◆ Task details
Count the lines in the entries below that include the word "this". Give nothing but the number.

*****

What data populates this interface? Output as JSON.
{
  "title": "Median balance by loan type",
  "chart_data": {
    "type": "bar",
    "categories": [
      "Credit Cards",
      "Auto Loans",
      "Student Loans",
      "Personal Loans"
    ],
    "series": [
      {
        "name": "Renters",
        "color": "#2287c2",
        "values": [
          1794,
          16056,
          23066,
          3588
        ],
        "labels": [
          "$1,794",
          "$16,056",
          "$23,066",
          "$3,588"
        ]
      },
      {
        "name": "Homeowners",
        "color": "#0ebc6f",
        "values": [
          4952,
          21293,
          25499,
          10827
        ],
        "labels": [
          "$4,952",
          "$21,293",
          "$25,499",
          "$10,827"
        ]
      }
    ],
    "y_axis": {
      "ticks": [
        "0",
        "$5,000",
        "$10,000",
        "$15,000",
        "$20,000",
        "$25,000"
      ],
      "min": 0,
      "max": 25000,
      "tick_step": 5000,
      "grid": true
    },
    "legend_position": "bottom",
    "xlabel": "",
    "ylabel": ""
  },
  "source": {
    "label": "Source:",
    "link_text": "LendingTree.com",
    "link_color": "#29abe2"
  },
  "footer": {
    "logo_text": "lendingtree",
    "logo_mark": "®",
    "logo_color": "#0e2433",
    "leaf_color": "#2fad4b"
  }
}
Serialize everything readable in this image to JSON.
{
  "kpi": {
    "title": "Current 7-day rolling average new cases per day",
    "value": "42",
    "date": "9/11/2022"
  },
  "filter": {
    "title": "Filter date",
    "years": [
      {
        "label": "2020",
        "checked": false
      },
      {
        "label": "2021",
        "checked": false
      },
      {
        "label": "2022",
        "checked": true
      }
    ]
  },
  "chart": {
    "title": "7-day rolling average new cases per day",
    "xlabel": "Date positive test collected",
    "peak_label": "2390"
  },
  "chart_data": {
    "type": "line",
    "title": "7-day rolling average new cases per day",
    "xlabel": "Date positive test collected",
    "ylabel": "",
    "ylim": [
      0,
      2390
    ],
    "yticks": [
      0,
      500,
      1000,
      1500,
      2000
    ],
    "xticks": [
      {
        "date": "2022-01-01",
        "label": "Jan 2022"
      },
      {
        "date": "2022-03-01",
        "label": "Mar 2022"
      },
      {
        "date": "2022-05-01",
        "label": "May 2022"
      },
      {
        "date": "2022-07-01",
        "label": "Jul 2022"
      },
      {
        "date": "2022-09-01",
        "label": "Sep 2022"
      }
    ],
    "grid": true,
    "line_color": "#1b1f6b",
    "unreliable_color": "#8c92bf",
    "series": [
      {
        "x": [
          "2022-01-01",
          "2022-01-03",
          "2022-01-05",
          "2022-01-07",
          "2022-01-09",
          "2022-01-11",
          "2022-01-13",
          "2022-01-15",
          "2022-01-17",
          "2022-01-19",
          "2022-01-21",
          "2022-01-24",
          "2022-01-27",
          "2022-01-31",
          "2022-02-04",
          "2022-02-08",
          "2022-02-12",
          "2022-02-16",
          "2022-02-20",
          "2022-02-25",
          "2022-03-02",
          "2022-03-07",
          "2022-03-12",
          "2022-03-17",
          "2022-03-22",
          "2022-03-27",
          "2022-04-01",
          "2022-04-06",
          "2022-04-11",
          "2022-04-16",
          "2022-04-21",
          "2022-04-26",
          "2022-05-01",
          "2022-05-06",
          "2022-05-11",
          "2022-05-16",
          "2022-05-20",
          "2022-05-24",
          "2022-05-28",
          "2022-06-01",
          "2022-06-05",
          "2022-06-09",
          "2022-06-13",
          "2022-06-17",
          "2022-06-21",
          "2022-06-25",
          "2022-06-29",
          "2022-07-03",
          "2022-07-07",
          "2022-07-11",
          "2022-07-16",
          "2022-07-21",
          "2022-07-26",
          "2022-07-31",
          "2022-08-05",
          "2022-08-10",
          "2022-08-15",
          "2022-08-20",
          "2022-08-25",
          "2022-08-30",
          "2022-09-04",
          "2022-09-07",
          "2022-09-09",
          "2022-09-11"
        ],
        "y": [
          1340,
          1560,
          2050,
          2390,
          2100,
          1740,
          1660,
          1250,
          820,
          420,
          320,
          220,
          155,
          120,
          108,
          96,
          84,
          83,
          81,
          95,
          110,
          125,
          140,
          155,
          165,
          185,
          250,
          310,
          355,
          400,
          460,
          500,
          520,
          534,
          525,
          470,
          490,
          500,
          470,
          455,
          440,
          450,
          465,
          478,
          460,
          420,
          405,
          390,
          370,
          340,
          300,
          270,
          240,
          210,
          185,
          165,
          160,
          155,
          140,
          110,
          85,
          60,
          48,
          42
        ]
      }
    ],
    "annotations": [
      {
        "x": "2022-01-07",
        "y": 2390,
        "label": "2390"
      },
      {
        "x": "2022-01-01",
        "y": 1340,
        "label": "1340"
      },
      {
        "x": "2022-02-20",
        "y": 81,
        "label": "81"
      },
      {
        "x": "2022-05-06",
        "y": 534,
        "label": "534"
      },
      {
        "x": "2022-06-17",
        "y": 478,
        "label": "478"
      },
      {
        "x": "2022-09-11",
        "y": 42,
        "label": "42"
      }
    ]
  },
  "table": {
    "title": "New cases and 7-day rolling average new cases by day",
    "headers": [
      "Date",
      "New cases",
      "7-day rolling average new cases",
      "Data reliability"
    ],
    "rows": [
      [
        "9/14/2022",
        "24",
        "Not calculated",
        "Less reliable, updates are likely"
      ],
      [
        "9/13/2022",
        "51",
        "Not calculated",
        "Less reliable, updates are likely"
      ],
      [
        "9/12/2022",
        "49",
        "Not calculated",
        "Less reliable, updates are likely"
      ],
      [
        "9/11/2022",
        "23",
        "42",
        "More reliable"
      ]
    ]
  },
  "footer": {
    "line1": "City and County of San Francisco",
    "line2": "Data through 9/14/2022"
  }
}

*****

◆ Solution
2